*** Data shown ***
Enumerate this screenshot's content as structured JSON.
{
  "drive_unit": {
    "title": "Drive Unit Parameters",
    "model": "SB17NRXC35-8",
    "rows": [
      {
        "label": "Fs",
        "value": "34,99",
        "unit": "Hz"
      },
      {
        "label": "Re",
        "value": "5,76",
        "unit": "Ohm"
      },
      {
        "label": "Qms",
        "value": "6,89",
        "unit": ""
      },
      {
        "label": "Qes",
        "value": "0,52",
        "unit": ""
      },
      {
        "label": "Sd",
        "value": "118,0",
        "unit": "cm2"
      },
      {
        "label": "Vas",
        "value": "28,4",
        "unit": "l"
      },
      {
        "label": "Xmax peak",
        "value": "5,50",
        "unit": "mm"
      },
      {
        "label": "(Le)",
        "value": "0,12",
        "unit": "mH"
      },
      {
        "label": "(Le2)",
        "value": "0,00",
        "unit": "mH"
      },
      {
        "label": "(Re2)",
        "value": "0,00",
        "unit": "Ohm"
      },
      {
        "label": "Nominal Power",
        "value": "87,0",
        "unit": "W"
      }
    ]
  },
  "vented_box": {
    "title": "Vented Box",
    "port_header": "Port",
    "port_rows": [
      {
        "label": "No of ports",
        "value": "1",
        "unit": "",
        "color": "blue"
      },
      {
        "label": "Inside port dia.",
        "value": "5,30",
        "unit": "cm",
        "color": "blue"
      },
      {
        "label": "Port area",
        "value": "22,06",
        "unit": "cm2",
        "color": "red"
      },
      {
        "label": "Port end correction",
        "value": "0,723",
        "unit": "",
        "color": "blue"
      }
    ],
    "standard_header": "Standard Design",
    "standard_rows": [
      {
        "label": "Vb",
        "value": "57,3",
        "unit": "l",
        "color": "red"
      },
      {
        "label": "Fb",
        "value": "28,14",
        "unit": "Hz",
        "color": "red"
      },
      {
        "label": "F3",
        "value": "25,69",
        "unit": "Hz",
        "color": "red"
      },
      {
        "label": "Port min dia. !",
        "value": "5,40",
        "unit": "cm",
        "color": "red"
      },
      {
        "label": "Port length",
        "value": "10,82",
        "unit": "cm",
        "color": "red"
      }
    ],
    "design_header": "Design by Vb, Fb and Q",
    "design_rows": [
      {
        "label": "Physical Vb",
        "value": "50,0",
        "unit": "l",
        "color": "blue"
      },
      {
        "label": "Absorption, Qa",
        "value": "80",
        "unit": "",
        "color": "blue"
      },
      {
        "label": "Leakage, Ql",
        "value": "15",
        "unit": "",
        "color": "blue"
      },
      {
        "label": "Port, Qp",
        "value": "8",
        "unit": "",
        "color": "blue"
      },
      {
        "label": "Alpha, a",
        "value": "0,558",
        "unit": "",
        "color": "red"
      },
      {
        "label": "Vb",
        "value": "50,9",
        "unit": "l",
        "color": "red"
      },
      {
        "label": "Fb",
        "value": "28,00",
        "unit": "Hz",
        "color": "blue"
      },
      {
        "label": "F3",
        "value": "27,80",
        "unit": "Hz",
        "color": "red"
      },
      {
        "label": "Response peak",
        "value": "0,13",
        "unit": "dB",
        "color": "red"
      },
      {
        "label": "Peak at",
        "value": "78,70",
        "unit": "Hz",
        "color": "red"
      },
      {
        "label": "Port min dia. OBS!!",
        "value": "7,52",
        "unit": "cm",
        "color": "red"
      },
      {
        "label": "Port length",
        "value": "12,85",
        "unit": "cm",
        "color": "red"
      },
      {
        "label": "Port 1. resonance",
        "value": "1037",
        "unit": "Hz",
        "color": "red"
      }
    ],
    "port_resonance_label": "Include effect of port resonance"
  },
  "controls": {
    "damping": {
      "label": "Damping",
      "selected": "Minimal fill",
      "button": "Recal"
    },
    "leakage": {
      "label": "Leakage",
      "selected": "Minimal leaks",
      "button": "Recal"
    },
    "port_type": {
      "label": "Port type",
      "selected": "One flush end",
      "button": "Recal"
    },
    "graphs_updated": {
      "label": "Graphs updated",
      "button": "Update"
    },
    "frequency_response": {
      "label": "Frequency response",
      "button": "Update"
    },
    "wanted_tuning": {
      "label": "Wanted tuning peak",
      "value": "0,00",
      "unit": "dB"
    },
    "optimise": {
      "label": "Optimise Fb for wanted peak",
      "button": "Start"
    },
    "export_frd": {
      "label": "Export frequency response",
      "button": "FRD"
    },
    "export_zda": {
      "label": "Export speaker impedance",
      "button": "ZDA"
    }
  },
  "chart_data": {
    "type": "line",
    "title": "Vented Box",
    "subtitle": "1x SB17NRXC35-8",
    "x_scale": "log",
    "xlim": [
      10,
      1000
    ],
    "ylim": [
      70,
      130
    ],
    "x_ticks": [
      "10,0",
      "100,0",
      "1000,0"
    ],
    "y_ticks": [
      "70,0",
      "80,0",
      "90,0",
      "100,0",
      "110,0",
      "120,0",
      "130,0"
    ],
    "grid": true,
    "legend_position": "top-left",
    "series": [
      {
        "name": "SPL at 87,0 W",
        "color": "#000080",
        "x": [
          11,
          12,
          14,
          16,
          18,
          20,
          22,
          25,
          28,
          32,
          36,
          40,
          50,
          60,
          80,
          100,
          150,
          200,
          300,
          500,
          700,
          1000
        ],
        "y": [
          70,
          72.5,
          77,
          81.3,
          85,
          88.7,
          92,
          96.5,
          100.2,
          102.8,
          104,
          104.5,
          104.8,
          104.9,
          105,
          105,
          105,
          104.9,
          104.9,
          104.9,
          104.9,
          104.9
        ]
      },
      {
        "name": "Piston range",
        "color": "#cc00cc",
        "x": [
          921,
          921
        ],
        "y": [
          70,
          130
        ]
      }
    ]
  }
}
***
From the entries above, return each line with the word "resonance" in it.

        "label": "Port 1. resonance",
    "port_resonance_label": "Include effect of port resonance"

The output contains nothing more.